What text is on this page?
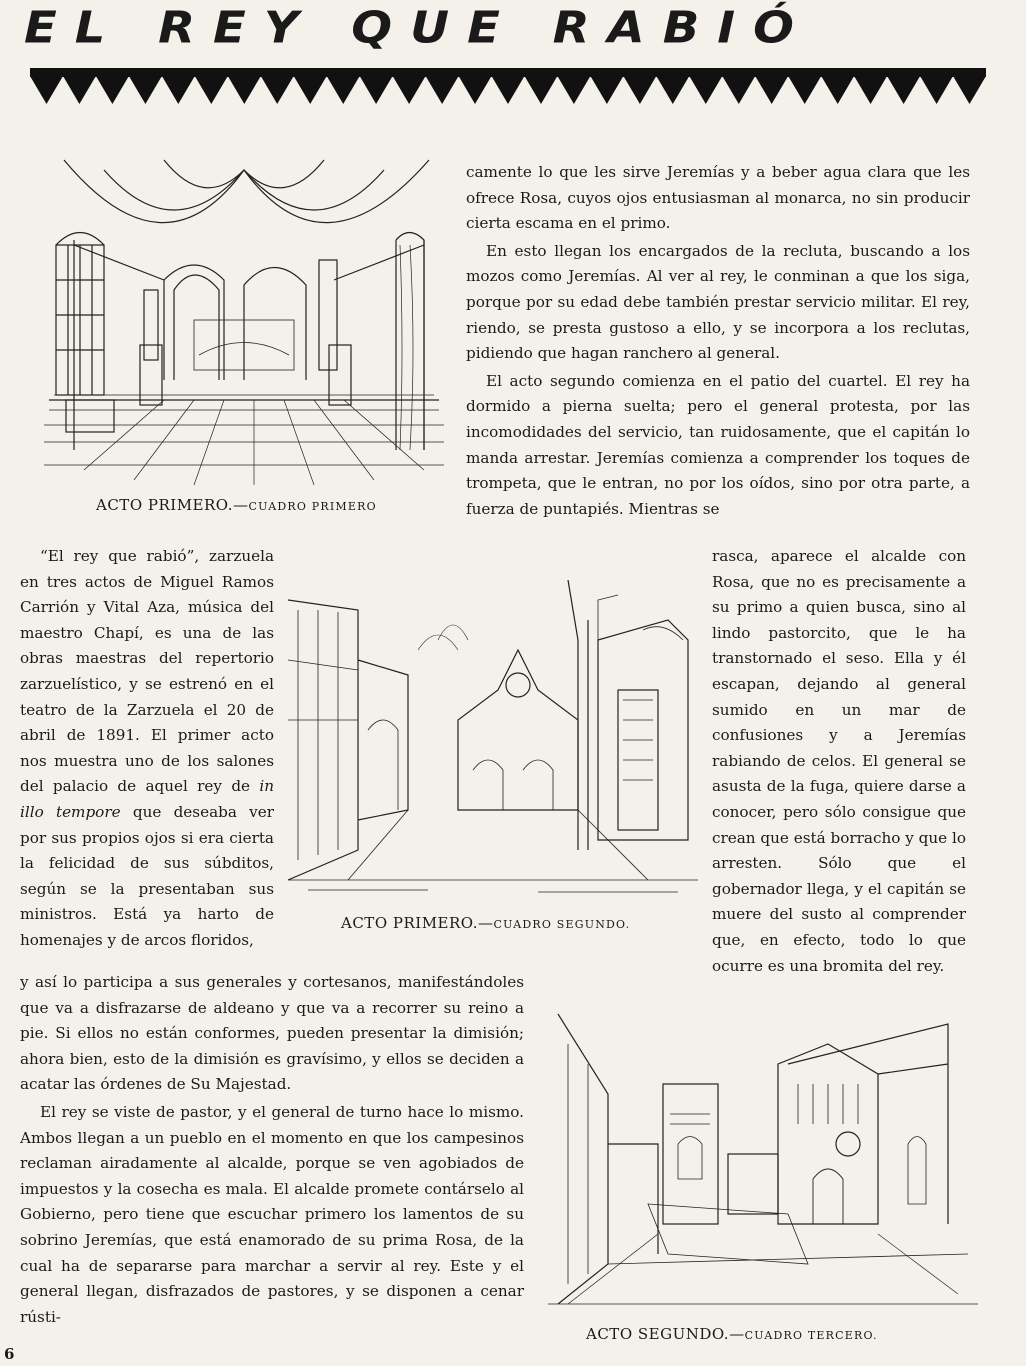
EL REY QUE RABIÓ
ACTO PRIMERO.—CUADRO PRIMERO
ACTO PRIMERO.—CUADRO SEGUNDO.
ACTO SEGUNDO.—CUADRO TERCERO.

camente lo que les sirve Jeremías y a beber agua clara que les ofrece Rosa, cuyos ojos entusiasman al monarca, no sin producir cierta escama en el primo.

En esto llegan los encargados de la recluta, buscando a los mozos como Jeremías. Al ver al rey, le conminan a que los siga, porque por su edad debe también prestar servicio militar. El rey, riendo, se presta gustoso a ello, y se incorpora a los reclutas, pidiendo que hagan ranchero al general.

El acto segundo comienza en el patio del cuartel. El rey ha dormido a pierna suelta; pero el general protesta, por las incomodidades del servicio, tan ruidosamente, que el capitán lo manda arrestar. Jeremías comienza a comprender los toques de trompeta, que le entran, no por los oídos, sino por otra parte, a fuerza de puntapiés. Mientras se

rasca, aparece el alcalde con Rosa, que no es precisamente a su primo a quien busca, sino al lindo pastorcito, que le ha transtornado el seso. Ella y él escapan, dejando al general sumido en un mar de confusiones y a Jeremías rabiando de celos. El general se asusta de la fuga, quiere darse a conocer, pero sólo consigue que crean que está borracho y que lo arresten. Sólo que el gobernador llega, y el capitán se muere del susto al comprender que, en efecto, todo lo que ocurre es una bromita del rey.

“El rey que rabió”, zarzuela en tres actos de Miguel Ramos Carrión y Vital Aza, música del maestro Chapí, es una de las obras maestras del repertorio zarzuelístico, y se estrenó en el teatro de la Zarzuela el 20 de abril de 1891. El primer acto nos muestra uno de los salones del palacio de aquel rey de in illo tempore que deseaba ver por sus propios ojos si era cierta la felicidad de sus súbditos, según se la presentaban sus ministros. Está ya harto de homenajes y de arcos floridos,

y así lo participa a sus generales y cortesanos, manifestándoles que va a disfrazarse de aldeano y que va a recorrer su reino a pie. Si ellos no están conformes, pueden presentar la dimisión; ahora bien, esto de la dimisión es gravísimo, y ellos se deciden a acatar las órdenes de Su Majestad.

El rey se viste de pastor, y el general de turno hace lo mismo. Ambos llegan a un pueblo en el momento en que los campesinos reclaman airadamente al alcalde, porque se ven agobiados de impuestos y la cosecha es mala. El alcalde promete contárselo al Gobierno, pero tiene que escuchar primero los lamentos de su sobrino Jeremías, que está enamorado de su prima Rosa, de la cual ha de separarse para marchar a servir al rey. Este y el general llegan, disfrazados de pastores, y se disponen a cenar rústi-

6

:::::

OBJECTIVE:
Search the lines above for the string "CUADRO" and copy each line that has it.

COMPLETE RESPONSE:
ACTO PRIMERO.—CUADRO PRIMERO
ACTO PRIMERO.—CUADRO SEGUNDO.
ACTO SEGUNDO.—CUADRO TERCERO.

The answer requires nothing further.